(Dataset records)
- - - - -
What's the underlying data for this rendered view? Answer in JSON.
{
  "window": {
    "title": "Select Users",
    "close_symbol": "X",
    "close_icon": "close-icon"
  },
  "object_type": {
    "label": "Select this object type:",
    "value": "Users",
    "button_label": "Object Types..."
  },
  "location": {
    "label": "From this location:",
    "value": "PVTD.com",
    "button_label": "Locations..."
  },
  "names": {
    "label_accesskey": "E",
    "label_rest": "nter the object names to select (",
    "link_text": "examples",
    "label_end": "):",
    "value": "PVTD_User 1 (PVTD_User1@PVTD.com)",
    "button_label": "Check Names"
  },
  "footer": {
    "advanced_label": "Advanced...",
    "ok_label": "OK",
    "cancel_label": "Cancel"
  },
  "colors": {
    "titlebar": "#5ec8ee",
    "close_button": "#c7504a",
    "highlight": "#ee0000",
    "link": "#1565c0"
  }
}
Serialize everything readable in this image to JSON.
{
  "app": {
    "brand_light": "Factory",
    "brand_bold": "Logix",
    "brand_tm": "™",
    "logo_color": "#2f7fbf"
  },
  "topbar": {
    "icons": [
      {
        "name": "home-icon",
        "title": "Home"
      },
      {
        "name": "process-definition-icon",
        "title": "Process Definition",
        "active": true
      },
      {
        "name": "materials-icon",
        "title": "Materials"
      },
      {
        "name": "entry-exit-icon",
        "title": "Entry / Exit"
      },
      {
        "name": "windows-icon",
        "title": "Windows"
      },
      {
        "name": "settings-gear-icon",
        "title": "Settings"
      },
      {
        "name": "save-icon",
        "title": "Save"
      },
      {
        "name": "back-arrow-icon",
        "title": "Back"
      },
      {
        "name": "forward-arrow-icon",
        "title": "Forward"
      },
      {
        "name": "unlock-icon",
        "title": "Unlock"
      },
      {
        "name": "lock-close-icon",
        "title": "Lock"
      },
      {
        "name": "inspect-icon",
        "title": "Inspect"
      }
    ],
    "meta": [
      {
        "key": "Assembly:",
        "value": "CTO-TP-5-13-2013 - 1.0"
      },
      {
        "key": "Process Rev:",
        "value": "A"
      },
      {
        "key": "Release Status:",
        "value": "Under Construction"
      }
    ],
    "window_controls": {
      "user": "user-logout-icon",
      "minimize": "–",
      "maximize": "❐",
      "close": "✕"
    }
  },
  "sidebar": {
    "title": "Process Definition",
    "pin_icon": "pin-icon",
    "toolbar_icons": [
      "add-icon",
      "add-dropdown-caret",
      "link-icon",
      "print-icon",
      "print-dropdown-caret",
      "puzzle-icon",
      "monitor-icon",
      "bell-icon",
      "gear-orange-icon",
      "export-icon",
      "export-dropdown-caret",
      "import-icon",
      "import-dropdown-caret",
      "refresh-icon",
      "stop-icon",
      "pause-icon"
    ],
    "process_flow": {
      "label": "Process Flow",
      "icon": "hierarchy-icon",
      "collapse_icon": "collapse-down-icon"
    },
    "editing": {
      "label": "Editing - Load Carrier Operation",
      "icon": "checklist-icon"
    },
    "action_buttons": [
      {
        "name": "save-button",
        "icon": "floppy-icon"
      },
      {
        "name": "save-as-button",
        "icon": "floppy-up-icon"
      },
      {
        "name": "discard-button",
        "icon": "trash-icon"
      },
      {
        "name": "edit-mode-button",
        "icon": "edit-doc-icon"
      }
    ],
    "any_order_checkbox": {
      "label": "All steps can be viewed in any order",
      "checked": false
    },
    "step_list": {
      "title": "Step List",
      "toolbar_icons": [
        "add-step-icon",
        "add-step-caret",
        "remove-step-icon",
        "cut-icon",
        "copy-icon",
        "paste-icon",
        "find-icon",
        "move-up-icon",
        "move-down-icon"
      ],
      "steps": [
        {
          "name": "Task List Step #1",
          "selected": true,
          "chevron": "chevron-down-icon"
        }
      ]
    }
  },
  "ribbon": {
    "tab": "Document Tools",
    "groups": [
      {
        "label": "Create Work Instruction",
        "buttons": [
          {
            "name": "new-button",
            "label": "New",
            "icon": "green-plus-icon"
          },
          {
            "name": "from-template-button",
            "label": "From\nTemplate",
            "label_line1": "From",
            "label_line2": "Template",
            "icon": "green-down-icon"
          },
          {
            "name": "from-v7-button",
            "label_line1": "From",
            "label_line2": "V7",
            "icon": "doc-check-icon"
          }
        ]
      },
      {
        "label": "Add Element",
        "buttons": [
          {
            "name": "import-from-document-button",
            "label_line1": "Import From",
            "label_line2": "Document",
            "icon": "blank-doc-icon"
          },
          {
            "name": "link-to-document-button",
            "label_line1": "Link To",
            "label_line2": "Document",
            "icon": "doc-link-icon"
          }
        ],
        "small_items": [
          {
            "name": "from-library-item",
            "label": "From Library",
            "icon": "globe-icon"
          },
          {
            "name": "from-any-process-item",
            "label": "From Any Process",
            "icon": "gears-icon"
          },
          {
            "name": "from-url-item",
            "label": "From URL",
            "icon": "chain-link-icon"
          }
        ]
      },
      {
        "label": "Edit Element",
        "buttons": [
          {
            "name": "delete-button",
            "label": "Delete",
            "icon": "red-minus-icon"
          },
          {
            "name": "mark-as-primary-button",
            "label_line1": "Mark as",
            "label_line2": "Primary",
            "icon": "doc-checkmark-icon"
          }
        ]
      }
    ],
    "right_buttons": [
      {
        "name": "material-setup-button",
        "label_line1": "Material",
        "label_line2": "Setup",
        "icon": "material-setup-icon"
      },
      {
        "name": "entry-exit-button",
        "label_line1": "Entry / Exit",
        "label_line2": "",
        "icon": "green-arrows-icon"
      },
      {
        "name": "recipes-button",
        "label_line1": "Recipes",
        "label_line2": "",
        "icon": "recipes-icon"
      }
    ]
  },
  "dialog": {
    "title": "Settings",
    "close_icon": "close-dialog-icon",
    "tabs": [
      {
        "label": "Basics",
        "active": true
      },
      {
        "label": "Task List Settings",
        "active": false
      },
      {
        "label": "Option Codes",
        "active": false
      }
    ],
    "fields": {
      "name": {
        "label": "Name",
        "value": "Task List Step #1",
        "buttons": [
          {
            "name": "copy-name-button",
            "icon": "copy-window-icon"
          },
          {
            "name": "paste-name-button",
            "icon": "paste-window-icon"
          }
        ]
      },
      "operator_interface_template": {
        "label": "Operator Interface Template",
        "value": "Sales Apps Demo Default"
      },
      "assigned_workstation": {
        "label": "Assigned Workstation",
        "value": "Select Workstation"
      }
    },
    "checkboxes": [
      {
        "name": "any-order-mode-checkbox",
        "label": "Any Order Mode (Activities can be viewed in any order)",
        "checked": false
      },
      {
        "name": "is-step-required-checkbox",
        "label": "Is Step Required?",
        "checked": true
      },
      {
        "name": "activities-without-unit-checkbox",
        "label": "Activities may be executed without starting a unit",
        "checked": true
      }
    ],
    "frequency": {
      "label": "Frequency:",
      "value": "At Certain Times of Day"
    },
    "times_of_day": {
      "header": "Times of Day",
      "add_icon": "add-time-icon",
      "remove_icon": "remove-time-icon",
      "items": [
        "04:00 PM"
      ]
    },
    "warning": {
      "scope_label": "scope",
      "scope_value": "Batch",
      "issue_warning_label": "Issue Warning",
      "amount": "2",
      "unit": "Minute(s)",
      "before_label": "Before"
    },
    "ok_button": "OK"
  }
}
- - - - -
▶ _TASK OBJECTIVE_
Retype the entries one by one, exactly.

▶ _SOLUTION_
What's the underlying data for this rendered view? Answer in JSON.
{
  "window": {
    "title": "Select Users",
    "close_symbol": "X",
    "close_icon": "close-icon"
  },
  "object_type": {
    "label": "Select this object type:",
    "value": "Users",
    "button_label": "Object Types..."
  },
  "location": {
    "label": "From this location:",
    "value": "PVTD.com",
    "button_label": "Locations..."
  },
  "names": {
    "label_accesskey": "E",
    "label_rest": "nter the object names to select (",
    "link_text": "examples",
    "label_end": "):",
    "value": "PVTD_User 1 (PVTD_User1@PVTD.com)",
    "button_label": "Check Names"
  },
  "footer": {
    "advanced_label": "Advanced...",
    "ok_label": "OK",
    "cancel_label": "Cancel"
  },
  "colors": {
    "titlebar": "#5ec8ee",
    "close_button": "#c7504a",
    "highlight": "#ee0000",
    "link": "#1565c0"
  }
}
Serialize everything readable in this image to JSON.
{
  "app": {
    "brand_light": "Factory",
    "brand_bold": "Logix",
    "brand_tm": "™",
    "logo_color": "#2f7fbf"
  },
  "topbar": {
    "icons": [
      {
        "name": "home-icon",
        "title": "Home"
      },
      {
        "name": "process-definition-icon",
        "title": "Process Definition",
        "active": true
      },
      {
        "name": "materials-icon",
        "title": "Materials"
      },
      {
        "name": "entry-exit-icon",
        "title": "Entry / Exit"
      },
      {
        "name": "windows-icon",
        "title": "Windows"
      },
      {
        "name": "settings-gear-icon",
        "title": "Settings"
      },
      {
        "name": "save-icon",
        "title": "Save"
      },
      {
        "name": "back-arrow-icon",
        "title": "Back"
      },
      {
        "name": "forward-arrow-icon",
        "title": "Forward"
      },
      {
        "name": "unlock-icon",
        "title": "Unlock"
      },
      {
        "name": "lock-close-icon",
        "title": "Lock"
      },
      {
        "name": "inspect-icon",
        "title": "Inspect"
      }
    ],
    "meta": [
      {
        "key": "Assembly:",
        "value": "CTO-TP-5-13-2013 - 1.0"
      },
      {
        "key": "Process Rev:",
        "value": "A"
      },
      {
        "key": "Release Status:",
        "value": "Under Construction"
      }
    ],
    "window_controls": {
      "user": "user-logout-icon",
      "minimize": "–",
      "maximize": "❐",
      "close": "✕"
    }
  },
  "sidebar": {
    "title": "Process Definition",
    "pin_icon": "pin-icon",
    "toolbar_icons": [
      "add-icon",
      "add-dropdown-caret",
      "link-icon",
      "print-icon",
      "print-dropdown-caret",
      "puzzle-icon",
      "monitor-icon",
      "bell-icon",
      "gear-orange-icon",
      "export-icon",
      "export-dropdown-caret",
      "import-icon",
      "import-dropdown-caret",
      "refresh-icon",
      "stop-icon",
      "pause-icon"
    ],
    "process_flow": {
      "label": "Process Flow",
      "icon": "hierarchy-icon",
      "collapse_icon": "collapse-down-icon"
    },
    "editing": {
      "label": "Editing - Load Carrier Operation",
      "icon": "checklist-icon"
    },
    "action_buttons": [
      {
        "name": "save-button",
        "icon": "floppy-icon"
      },
      {
        "name": "save-as-button",
        "icon": "floppy-up-icon"
      },
      {
        "name": "discard-button",
        "icon": "trash-icon"
      },
      {
        "name": "edit-mode-button",
        "icon": "edit-doc-icon"
      }
    ],
    "any_order_checkbox": {
      "label": "All steps can be viewed in any order",
      "checked": false
    },
    "step_list": {
      "title": "Step List",
      "toolbar_icons": [
        "add-step-icon",
        "add-step-caret",
        "remove-step-icon",
        "cut-icon",
        "copy-icon",
        "paste-icon",
        "find-icon",
        "move-up-icon",
        "move-down-icon"
      ],
      "steps": [
        {
          "name": "Task List Step #1",
          "selected": true,
          "chevron": "chevron-down-icon"
        }
      ]
    }
  },
  "ribbon": {
    "tab": "Document Tools",
    "groups": [
      {
        "label": "Create Work Instruction",
        "buttons": [
          {
            "name": "new-button",
            "label": "New",
            "icon": "green-plus-icon"
          },
          {
            "name": "from-template-button",
            "label": "From\nTemplate",
            "label_line1": "From",
            "label_line2": "Template",
            "icon": "green-down-icon"
          },
          {
            "name": "from-v7-button",
            "label_line1": "From",
            "label_line2": "V7",
            "icon": "doc-check-icon"
          }
        ]
      },
      {
        "label": "Add Element",
        "buttons": [
          {
            "name": "import-from-document-button",
            "label_line1": "Import From",
            "label_line2": "Document",
            "icon": "blank-doc-icon"
          },
          {
            "name": "link-to-document-button",
            "label_line1": "Link To",
            "label_line2": "Document",
            "icon": "doc-link-icon"
          }
        ],
        "small_items": [
          {
            "name": "from-library-item",
            "label": "From Library",
            "icon": "globe-icon"
          },
          {
            "name": "from-any-process-item",
            "label": "From Any Process",
            "icon": "gears-icon"
          },
          {
            "name": "from-url-item",
            "label": "From URL",
            "icon": "chain-link-icon"
          }
        ]
      },
      {
        "label": "Edit Element",
        "buttons": [
          {
            "name": "delete-button",
            "label": "Delete",
            "icon": "red-minus-icon"
          },
          {
            "name": "mark-as-primary-button",
            "label_line1": "Mark as",
            "label_line2": "Primary",
            "icon": "doc-checkmark-icon"
          }
        ]
      }
    ],
    "right_buttons": [
      {
        "name": "material-setup-button",
        "label_line1": "Material",
        "label_line2": "Setup",
        "icon": "material-setup-icon"
      },
      {
        "name": "entry-exit-button",
        "label_line1": "Entry / Exit",
        "label_line2": "",
        "icon": "green-arrows-icon"
      },
      {
        "name": "recipes-button",
        "label_line1": "Recipes",
        "label_line2": "",
        "icon": "recipes-icon"
      }
    ]
  },
  "dialog": {
    "title": "Settings",
    "close_icon": "close-dialog-icon",
    "tabs": [
      {
        "label": "Basics",
        "active": true
      },
      {
        "label": "Task List Settings",
        "active": false
      },
      {
        "label": "Option Codes",
        "active": false
      }
    ],
    "fields": {
      "name": {
        "label": "Name",
        "value": "Task List Step #1",
        "buttons": [
          {
            "name": "copy-name-button",
            "icon": "copy-window-icon"
          },
          {
            "name": "paste-name-button",
            "icon": "paste-window-icon"
          }
        ]
      },
      "operator_interface_template": {
        "label": "Operator Interface Template",
        "value": "Sales Apps Demo Default"
      },
      "assigned_workstation": {
        "label": "Assigned Workstation",
        "value": "Select Workstation"
      }
    },
    "checkboxes": [
      {
        "name": "any-order-mode-checkbox",
        "label": "Any Order Mode (Activities can be viewed in any order)",
        "checked": false
      },
      {
        "name": "is-step-required-checkbox",
        "label": "Is Step Required?",
        "checked": true
      },
      {
        "name": "activities-without-unit-checkbox",
        "label": "Activities may be executed without starting a unit",
        "checked": true
      }
    ],
    "frequency": {
      "label": "Frequency:",
      "value": "At Certain Times of Day"
    },
    "times_of_day": {
      "header": "Times of Day",
      "add_icon": "add-time-icon",
      "remove_icon": "remove-time-icon",
      "items": [
        "04:00 PM"
      ]
    },
    "warning": {
      "scope_label": "scope",
      "scope_value": "Batch",
      "issue_warning_label": "Issue Warning",
      "amount": "2",
      "unit": "Minute(s)",
      "before_label": "Before"
    },
    "ok_button": "OK"
  }
}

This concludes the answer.